### Records from a data collection
************

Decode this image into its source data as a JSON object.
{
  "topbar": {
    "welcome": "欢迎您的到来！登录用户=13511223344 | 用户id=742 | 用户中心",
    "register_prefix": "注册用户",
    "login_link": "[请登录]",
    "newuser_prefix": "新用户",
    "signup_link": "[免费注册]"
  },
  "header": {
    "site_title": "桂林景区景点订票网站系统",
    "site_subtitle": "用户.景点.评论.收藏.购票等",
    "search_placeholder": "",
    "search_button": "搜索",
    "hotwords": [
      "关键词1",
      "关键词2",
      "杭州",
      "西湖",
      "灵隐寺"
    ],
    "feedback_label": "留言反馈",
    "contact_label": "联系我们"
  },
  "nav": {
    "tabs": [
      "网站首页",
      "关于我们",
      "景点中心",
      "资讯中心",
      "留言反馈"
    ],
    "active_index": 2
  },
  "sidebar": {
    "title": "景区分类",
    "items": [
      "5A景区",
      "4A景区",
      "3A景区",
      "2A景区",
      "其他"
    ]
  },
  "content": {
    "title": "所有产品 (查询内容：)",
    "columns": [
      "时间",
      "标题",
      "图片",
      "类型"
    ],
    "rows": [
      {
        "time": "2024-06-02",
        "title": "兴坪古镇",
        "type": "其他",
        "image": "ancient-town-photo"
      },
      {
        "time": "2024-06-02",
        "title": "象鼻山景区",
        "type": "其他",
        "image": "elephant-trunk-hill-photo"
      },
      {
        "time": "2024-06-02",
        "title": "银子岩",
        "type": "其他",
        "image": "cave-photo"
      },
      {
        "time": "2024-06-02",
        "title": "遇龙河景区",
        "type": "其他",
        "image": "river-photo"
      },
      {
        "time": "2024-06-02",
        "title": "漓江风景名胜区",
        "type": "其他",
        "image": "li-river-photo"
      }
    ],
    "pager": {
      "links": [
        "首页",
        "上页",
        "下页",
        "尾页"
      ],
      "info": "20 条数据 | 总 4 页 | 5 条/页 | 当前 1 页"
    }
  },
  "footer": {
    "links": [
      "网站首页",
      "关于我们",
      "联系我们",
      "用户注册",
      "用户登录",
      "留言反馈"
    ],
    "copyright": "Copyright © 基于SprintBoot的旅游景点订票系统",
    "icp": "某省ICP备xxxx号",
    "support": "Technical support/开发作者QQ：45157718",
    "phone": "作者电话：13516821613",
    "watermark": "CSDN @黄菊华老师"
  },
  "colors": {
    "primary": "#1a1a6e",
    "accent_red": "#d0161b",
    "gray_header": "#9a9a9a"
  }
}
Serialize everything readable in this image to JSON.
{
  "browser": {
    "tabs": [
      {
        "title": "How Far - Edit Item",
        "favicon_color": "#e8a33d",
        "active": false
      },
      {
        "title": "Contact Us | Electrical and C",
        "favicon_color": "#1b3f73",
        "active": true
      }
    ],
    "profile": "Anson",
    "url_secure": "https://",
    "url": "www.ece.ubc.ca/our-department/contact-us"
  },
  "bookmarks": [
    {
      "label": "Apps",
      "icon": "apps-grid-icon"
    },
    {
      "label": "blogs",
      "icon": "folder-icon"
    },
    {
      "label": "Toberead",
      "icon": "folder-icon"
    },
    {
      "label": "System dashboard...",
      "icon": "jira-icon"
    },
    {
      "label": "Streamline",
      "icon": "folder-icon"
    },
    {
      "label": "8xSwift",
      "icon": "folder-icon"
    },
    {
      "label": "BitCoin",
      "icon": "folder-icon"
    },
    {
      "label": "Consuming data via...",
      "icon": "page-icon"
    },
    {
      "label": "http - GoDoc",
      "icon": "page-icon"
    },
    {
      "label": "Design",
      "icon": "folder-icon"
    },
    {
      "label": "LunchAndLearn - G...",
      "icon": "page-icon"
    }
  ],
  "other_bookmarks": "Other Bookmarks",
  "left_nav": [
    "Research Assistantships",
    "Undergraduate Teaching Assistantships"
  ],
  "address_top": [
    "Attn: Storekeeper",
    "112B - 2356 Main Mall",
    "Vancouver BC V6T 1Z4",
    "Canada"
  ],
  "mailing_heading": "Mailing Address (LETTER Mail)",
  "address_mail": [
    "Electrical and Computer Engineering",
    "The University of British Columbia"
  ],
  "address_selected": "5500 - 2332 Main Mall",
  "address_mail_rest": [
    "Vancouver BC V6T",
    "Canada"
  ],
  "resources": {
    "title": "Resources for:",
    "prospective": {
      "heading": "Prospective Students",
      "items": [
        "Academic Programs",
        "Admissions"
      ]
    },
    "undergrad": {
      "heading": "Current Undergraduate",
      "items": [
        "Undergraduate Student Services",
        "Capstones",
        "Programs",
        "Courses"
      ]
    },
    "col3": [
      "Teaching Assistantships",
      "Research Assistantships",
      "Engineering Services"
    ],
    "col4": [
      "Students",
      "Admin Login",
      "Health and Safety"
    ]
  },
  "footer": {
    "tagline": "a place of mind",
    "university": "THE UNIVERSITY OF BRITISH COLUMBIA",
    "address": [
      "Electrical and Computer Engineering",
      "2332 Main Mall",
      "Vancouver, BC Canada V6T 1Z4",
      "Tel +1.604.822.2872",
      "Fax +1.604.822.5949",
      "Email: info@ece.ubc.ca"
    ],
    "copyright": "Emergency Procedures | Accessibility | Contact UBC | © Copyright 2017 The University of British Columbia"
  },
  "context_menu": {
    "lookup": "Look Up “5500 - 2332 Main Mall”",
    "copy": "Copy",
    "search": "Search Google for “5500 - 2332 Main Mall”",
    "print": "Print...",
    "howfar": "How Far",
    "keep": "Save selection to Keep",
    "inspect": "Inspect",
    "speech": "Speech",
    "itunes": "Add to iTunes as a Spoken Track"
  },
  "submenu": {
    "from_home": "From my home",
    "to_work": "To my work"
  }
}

************

### What is asked
Above are some records. Print them all exactly.

### Written reply
Decode this image into its source data as a JSON object.
{
  "topbar": {
    "welcome": "欢迎您的到来！登录用户=13511223344 | 用户id=742 | 用户中心",
    "register_prefix": "注册用户",
    "login_link": "[请登录]",
    "newuser_prefix": "新用户",
    "signup_link": "[免费注册]"
  },
  "header": {
    "site_title": "桂林景区景点订票网站系统",
    "site_subtitle": "用户.景点.评论.收藏.购票等",
    "search_placeholder": "",
    "search_button": "搜索",
    "hotwords": [
      "关键词1",
      "关键词2",
      "杭州",
      "西湖",
      "灵隐寺"
    ],
    "feedback_label": "留言反馈",
    "contact_label": "联系我们"
  },
  "nav": {
    "tabs": [
      "网站首页",
      "关于我们",
      "景点中心",
      "资讯中心",
      "留言反馈"
    ],
    "active_index": 2
  },
  "sidebar": {
    "title": "景区分类",
    "items": [
      "5A景区",
      "4A景区",
      "3A景区",
      "2A景区",
      "其他"
    ]
  },
  "content": {
    "title": "所有产品 (查询内容：)",
    "columns": [
      "时间",
      "标题",
      "图片",
      "类型"
    ],
    "rows": [
      {
        "time": "2024-06-02",
        "title": "兴坪古镇",
        "type": "其他",
        "image": "ancient-town-photo"
      },
      {
        "time": "2024-06-02",
        "title": "象鼻山景区",
        "type": "其他",
        "image": "elephant-trunk-hill-photo"
      },
      {
        "time": "2024-06-02",
        "title": "银子岩",
        "type": "其他",
        "image": "cave-photo"
      },
      {
        "time": "2024-06-02",
        "title": "遇龙河景区",
        "type": "其他",
        "image": "river-photo"
      },
      {
        "time": "2024-06-02",
        "title": "漓江风景名胜区",
        "type": "其他",
        "image": "li-river-photo"
      }
    ],
    "pager": {
      "links": [
        "首页",
        "上页",
        "下页",
        "尾页"
      ],
      "info": "20 条数据 | 总 4 页 | 5 条/页 | 当前 1 页"
    }
  },
  "footer": {
    "links": [
      "网站首页",
      "关于我们",
      "联系我们",
      "用户注册",
      "用户登录",
      "留言反馈"
    ],
    "copyright": "Copyright © 基于SprintBoot的旅游景点订票系统",
    "icp": "某省ICP备xxxx号",
    "support": "Technical support/开发作者QQ：45157718",
    "phone": "作者电话：13516821613",
    "watermark": "CSDN @黄菊华老师"
  },
  "colors": {
    "primary": "#1a1a6e",
    "accent_red": "#d0161b",
    "gray_header": "#9a9a9a"
  }
}
Serialize everything readable in this image to JSON.
{
  "browser": {
    "tabs": [
      {
        "title": "How Far - Edit Item",
        "favicon_color": "#e8a33d",
        "active": false
      },
      {
        "title": "Contact Us | Electrical and C",
        "favicon_color": "#1b3f73",
        "active": true
      }
    ],
    "profile": "Anson",
    "url_secure": "https://",
    "url": "www.ece.ubc.ca/our-department/contact-us"
  },
  "bookmarks": [
    {
      "label": "Apps",
      "icon": "apps-grid-icon"
    },
    {
      "label": "blogs",
      "icon": "folder-icon"
    },
    {
      "label": "Toberead",
      "icon": "folder-icon"
    },
    {
      "label": "System dashboard...",
      "icon": "jira-icon"
    },
    {
      "label": "Streamline",
      "icon": "folder-icon"
    },
    {
      "label": "8xSwift",
      "icon": "folder-icon"
    },
    {
      "label": "BitCoin",
      "icon": "folder-icon"
    },
    {
      "label": "Consuming data via...",
      "icon": "page-icon"
    },
    {
      "label": "http - GoDoc",
      "icon": "page-icon"
    },
    {
      "label": "Design",
      "icon": "folder-icon"
    },
    {
      "label": "LunchAndLearn - G...",
      "icon": "page-icon"
    }
  ],
  "other_bookmarks": "Other Bookmarks",
  "left_nav": [
    "Research Assistantships",
    "Undergraduate Teaching Assistantships"
  ],
  "address_top": [
    "Attn: Storekeeper",
    "112B - 2356 Main Mall",
    "Vancouver BC V6T 1Z4",
    "Canada"
  ],
  "mailing_heading": "Mailing Address (LETTER Mail)",
  "address_mail": [
    "Electrical and Computer Engineering",
    "The University of British Columbia"
  ],
  "address_selected": "5500 - 2332 Main Mall",
  "address_mail_rest": [
    "Vancouver BC V6T",
    "Canada"
  ],
  "resources": {
    "title": "Resources for:",
    "prospective": {
      "heading": "Prospective Students",
      "items": [
        "Academic Programs",
        "Admissions"
      ]
    },
    "undergrad": {
      "heading": "Current Undergraduate",
      "items": [
        "Undergraduate Student Services",
        "Capstones",
        "Programs",
        "Courses"
      ]
    },
    "col3": [
      "Teaching Assistantships",
      "Research Assistantships",
      "Engineering Services"
    ],
    "col4": [
      "Students",
      "Admin Login",
      "Health and Safety"
    ]
  },
  "footer": {
    "tagline": "a place of mind",
    "university": "THE UNIVERSITY OF BRITISH COLUMBIA",
    "address": [
      "Electrical and Computer Engineering",
      "2332 Main Mall",
      "Vancouver, BC Canada V6T 1Z4",
      "Tel +1.604.822.2872",
      "Fax +1.604.822.5949",
      "Email: info@ece.ubc.ca"
    ],
    "copyright": "Emergency Procedures | Accessibility | Contact UBC | © Copyright 2017 The University of British Columbia"
  },
  "context_menu": {
    "lookup": "Look Up “5500 - 2332 Main Mall”",
    "copy": "Copy",
    "search": "Search Google for “5500 - 2332 Main Mall”",
    "print": "Print...",
    "howfar": "How Far",
    "keep": "Save selection to Keep",
    "inspect": "Inspect",
    "speech": "Speech",
    "itunes": "Add to iTunes as a Spoken Track"
  },
  "submenu": {
    "from_home": "From my home",
    "to_work": "To my work"
  }
}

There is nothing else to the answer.